Exercise requirements: Reproduce the material in full, exactly as written.

#####

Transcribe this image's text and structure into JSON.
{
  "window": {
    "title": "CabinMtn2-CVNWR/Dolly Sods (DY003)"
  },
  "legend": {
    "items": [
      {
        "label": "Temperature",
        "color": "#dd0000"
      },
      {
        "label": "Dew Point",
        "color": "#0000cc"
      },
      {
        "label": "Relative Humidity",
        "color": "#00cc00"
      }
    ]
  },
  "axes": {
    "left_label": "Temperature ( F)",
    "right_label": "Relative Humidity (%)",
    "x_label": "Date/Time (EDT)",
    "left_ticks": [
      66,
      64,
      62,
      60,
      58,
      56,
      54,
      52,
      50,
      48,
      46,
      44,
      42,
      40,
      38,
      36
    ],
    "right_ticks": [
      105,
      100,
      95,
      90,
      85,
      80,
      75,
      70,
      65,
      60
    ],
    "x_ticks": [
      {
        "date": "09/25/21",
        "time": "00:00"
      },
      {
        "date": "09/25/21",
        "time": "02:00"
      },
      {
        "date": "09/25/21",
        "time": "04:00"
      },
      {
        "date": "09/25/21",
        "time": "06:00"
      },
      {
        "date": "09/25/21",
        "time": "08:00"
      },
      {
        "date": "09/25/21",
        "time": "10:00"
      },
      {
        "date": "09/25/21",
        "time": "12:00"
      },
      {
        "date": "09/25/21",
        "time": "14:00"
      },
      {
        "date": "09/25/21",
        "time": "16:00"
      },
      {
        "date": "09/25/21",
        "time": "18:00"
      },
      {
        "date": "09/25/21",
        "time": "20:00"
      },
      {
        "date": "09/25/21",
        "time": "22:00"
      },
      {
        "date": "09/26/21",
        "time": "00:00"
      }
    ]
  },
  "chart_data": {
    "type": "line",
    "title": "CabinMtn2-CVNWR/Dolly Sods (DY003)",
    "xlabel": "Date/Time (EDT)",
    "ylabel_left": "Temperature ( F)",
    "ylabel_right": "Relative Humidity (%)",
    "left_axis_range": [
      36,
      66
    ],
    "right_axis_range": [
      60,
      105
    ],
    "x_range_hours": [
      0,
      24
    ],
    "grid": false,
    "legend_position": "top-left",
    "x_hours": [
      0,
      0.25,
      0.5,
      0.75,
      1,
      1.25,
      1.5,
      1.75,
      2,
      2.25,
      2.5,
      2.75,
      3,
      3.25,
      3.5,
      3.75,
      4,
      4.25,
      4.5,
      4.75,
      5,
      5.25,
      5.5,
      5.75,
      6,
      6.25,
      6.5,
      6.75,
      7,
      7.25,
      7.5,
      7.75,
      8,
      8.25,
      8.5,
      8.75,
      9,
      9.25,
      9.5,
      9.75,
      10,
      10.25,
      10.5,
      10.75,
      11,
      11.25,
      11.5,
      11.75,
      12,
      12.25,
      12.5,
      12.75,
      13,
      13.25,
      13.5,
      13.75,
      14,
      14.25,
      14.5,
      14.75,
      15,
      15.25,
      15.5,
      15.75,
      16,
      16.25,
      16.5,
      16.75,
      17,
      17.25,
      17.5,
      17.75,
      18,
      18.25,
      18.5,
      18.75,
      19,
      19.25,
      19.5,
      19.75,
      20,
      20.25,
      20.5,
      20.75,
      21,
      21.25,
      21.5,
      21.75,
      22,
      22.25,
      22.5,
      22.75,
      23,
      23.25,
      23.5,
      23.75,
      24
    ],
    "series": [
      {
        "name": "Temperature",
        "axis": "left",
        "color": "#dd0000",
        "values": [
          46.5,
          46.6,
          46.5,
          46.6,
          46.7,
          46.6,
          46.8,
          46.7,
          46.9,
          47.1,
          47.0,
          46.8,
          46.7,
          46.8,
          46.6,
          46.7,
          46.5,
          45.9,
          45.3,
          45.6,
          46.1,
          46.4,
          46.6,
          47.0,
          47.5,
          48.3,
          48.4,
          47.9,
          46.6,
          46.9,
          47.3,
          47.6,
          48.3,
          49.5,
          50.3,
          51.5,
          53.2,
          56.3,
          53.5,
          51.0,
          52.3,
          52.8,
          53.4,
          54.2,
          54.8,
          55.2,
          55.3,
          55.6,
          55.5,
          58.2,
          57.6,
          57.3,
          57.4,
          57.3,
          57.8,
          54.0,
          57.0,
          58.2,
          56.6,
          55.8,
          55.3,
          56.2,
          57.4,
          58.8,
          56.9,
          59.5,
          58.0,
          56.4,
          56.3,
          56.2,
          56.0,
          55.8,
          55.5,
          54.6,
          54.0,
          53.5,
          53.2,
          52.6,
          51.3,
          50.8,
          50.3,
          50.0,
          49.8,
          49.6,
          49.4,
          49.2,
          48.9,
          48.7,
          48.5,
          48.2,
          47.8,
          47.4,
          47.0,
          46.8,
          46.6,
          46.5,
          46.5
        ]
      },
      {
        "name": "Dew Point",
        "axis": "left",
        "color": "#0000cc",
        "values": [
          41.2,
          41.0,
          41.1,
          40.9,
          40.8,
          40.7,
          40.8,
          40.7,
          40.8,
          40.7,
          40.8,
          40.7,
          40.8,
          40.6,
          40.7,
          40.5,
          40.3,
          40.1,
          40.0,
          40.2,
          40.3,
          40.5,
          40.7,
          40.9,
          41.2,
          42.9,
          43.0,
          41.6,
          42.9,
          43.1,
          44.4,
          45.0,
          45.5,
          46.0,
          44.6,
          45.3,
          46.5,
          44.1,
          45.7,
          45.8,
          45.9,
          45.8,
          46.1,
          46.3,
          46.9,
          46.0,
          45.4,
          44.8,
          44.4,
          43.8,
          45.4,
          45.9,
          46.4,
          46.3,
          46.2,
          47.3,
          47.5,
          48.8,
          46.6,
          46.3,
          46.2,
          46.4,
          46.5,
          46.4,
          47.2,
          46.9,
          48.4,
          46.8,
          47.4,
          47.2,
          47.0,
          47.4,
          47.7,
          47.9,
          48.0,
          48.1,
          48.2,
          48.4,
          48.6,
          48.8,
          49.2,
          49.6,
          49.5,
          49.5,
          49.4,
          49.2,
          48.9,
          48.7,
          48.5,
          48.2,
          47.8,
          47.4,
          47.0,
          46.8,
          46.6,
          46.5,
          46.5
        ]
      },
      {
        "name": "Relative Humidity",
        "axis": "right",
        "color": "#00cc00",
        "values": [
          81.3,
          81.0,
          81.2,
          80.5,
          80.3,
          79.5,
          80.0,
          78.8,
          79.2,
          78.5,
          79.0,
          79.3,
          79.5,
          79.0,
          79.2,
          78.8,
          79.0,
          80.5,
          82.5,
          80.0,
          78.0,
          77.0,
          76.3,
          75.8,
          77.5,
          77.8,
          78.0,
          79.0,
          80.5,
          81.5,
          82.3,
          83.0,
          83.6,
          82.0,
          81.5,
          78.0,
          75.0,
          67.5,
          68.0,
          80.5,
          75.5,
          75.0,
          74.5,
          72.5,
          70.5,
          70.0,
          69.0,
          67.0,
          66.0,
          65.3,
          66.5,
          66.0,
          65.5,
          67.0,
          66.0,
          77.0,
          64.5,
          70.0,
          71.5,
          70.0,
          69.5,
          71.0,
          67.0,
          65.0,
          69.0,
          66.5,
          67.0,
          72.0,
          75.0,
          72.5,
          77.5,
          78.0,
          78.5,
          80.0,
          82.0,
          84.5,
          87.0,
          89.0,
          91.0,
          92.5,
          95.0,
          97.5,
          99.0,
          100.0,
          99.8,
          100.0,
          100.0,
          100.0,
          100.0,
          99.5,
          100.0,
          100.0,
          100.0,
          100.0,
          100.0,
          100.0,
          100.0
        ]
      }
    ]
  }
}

#####

Completed task:
Transcribe this image's text and structure into JSON.
{
  "window": {
    "title": "CabinMtn2-CVNWR/Dolly Sods (DY003)"
  },
  "legend": {
    "items": [
      {
        "label": "Temperature",
        "color": "#dd0000"
      },
      {
        "label": "Dew Point",
        "color": "#0000cc"
      },
      {
        "label": "Relative Humidity",
        "color": "#00cc00"
      }
    ]
  },
  "axes": {
    "left_label": "Temperature ( F)",
    "right_label": "Relative Humidity (%)",
    "x_label": "Date/Time (EDT)",
    "left_ticks": [
      66,
      64,
      62,
      60,
      58,
      56,
      54,
      52,
      50,
      48,
      46,
      44,
      42,
      40,
      38,
      36
    ],
    "right_ticks": [
      105,
      100,
      95,
      90,
      85,
      80,
      75,
      70,
      65,
      60
    ],
    "x_ticks": [
      {
        "date": "09/25/21",
        "time": "00:00"
      },
      {
        "date": "09/25/21",
        "time": "02:00"
      },
      {
        "date": "09/25/21",
        "time": "04:00"
      },
      {
        "date": "09/25/21",
        "time": "06:00"
      },
      {
        "date": "09/25/21",
        "time": "08:00"
      },
      {
        "date": "09/25/21",
        "time": "10:00"
      },
      {
        "date": "09/25/21",
        "time": "12:00"
      },
      {
        "date": "09/25/21",
        "time": "14:00"
      },
      {
        "date": "09/25/21",
        "time": "16:00"
      },
      {
        "date": "09/25/21",
        "time": "18:00"
      },
      {
        "date": "09/25/21",
        "time": "20:00"
      },
      {
        "date": "09/25/21",
        "time": "22:00"
      },
      {
        "date": "09/26/21",
        "time": "00:00"
      }
    ]
  },
  "chart_data": {
    "type": "line",
    "title": "CabinMtn2-CVNWR/Dolly Sods (DY003)",
    "xlabel": "Date/Time (EDT)",
    "ylabel_left": "Temperature ( F)",
    "ylabel_right": "Relative Humidity (%)",
    "left_axis_range": [
      36,
      66
    ],
    "right_axis_range": [
      60,
      105
    ],
    "x_range_hours": [
      0,
      24
    ],
    "grid": false,
    "legend_position": "top-left",
    "x_hours": [
      0,
      0.25,
      0.5,
      0.75,
      1,
      1.25,
      1.5,
      1.75,
      2,
      2.25,
      2.5,
      2.75,
      3,
      3.25,
      3.5,
      3.75,
      4,
      4.25,
      4.5,
      4.75,
      5,
      5.25,
      5.5,
      5.75,
      6,
      6.25,
      6.5,
      6.75,
      7,
      7.25,
      7.5,
      7.75,
      8,
      8.25,
      8.5,
      8.75,
      9,
      9.25,
      9.5,
      9.75,
      10,
      10.25,
      10.5,
      10.75,
      11,
      11.25,
      11.5,
      11.75,
      12,
      12.25,
      12.5,
      12.75,
      13,
      13.25,
      13.5,
      13.75,
      14,
      14.25,
      14.5,
      14.75,
      15,
      15.25,
      15.5,
      15.75,
      16,
      16.25,
      16.5,
      16.75,
      17,
      17.25,
      17.5,
      17.75,
      18,
      18.25,
      18.5,
      18.75,
      19,
      19.25,
      19.5,
      19.75,
      20,
      20.25,
      20.5,
      20.75,
      21,
      21.25,
      21.5,
      21.75,
      22,
      22.25,
      22.5,
      22.75,
      23,
      23.25,
      23.5,
      23.75,
      24
    ],
    "series": [
      {
        "name": "Temperature",
        "axis": "left",
        "color": "#dd0000",
        "values": [
          46.5,
          46.6,
          46.5,
          46.6,
          46.7,
          46.6,
          46.8,
          46.7,
          46.9,
          47.1,
          47.0,
          46.8,
          46.7,
          46.8,
          46.6,
          46.7,
          46.5,
          45.9,
          45.3,
          45.6,
          46.1,
          46.4,
          46.6,
          47.0,
          47.5,
          48.3,
          48.4,
          47.9,
          46.6,
          46.9,
          47.3,
          47.6,
          48.3,
          49.5,
          50.3,
          51.5,
          53.2,
          56.3,
          53.5,
          51.0,
          52.3,
          52.8,
          53.4,
          54.2,
          54.8,
          55.2,
          55.3,
          55.6,
          55.5,
          58.2,
          57.6,
          57.3,
          57.4,
          57.3,
          57.8,
          54.0,
          57.0,
          58.2,
          56.6,
          55.8,
          55.3,
          56.2,
          57.4,
          58.8,
          56.9,
          59.5,
          58.0,
          56.4,
          56.3,
          56.2,
          56.0,
          55.8,
          55.5,
          54.6,
          54.0,
          53.5,
          53.2,
          52.6,
          51.3,
          50.8,
          50.3,
          50.0,
          49.8,
          49.6,
          49.4,
          49.2,
          48.9,
          48.7,
          48.5,
          48.2,
          47.8,
          47.4,
          47.0,
          46.8,
          46.6,
          46.5,
          46.5
        ]
      },
      {
        "name": "Dew Point",
        "axis": "left",
        "color": "#0000cc",
        "values": [
          41.2,
          41.0,
          41.1,
          40.9,
          40.8,
          40.7,
          40.8,
          40.7,
          40.8,
          40.7,
          40.8,
          40.7,
          40.8,
          40.6,
          40.7,
          40.5,
          40.3,
          40.1,
          40.0,
          40.2,
          40.3,
          40.5,
          40.7,
          40.9,
          41.2,
          42.9,
          43.0,
          41.6,
          42.9,
          43.1,
          44.4,
          45.0,
          45.5,
          46.0,
          44.6,
          45.3,
          46.5,
          44.1,
          45.7,
          45.8,
          45.9,
          45.8,
          46.1,
          46.3,
          46.9,
          46.0,
          45.4,
          44.8,
          44.4,
          43.8,
          45.4,
          45.9,
          46.4,
          46.3,
          46.2,
          47.3,
          47.5,
          48.8,
          46.6,
          46.3,
          46.2,
          46.4,
          46.5,
          46.4,
          47.2,
          46.9,
          48.4,
          46.8,
          47.4,
          47.2,
          47.0,
          47.4,
          47.7,
          47.9,
          48.0,
          48.1,
          48.2,
          48.4,
          48.6,
          48.8,
          49.2,
          49.6,
          49.5,
          49.5,
          49.4,
          49.2,
          48.9,
          48.7,
          48.5,
          48.2,
          47.8,
          47.4,
          47.0,
          46.8,
          46.6,
          46.5,
          46.5
        ]
      },
      {
        "name": "Relative Humidity",
        "axis": "right",
        "color": "#00cc00",
        "values": [
          81.3,
          81.0,
          81.2,
          80.5,
          80.3,
          79.5,
          80.0,
          78.8,
          79.2,
          78.5,
          79.0,
          79.3,
          79.5,
          79.0,
          79.2,
          78.8,
          79.0,
          80.5,
          82.5,
          80.0,
          78.0,
          77.0,
          76.3,
          75.8,
          77.5,
          77.8,
          78.0,
          79.0,
          80.5,
          81.5,
          82.3,
          83.0,
          83.6,
          82.0,
          81.5,
          78.0,
          75.0,
          67.5,
          68.0,
          80.5,
          75.5,
          75.0,
          74.5,
          72.5,
          70.5,
          70.0,
          69.0,
          67.0,
          66.0,
          65.3,
          66.5,
          66.0,
          65.5,
          67.0,
          66.0,
          77.0,
          64.5,
          70.0,
          71.5,
          70.0,
          69.5,
          71.0,
          67.0,
          65.0,
          69.0,
          66.5,
          67.0,
          72.0,
          75.0,
          72.5,
          77.5,
          78.0,
          78.5,
          80.0,
          82.0,
          84.5,
          87.0,
          89.0,
          91.0,
          92.5,
          95.0,
          97.5,
          99.0,
          100.0,
          99.8,
          100.0,
          100.0,
          100.0,
          100.0,
          99.5,
          100.0,
          100.0,
          100.0,
          100.0,
          100.0,
          100.0,
          100.0
        ]
      }
    ]
  }
}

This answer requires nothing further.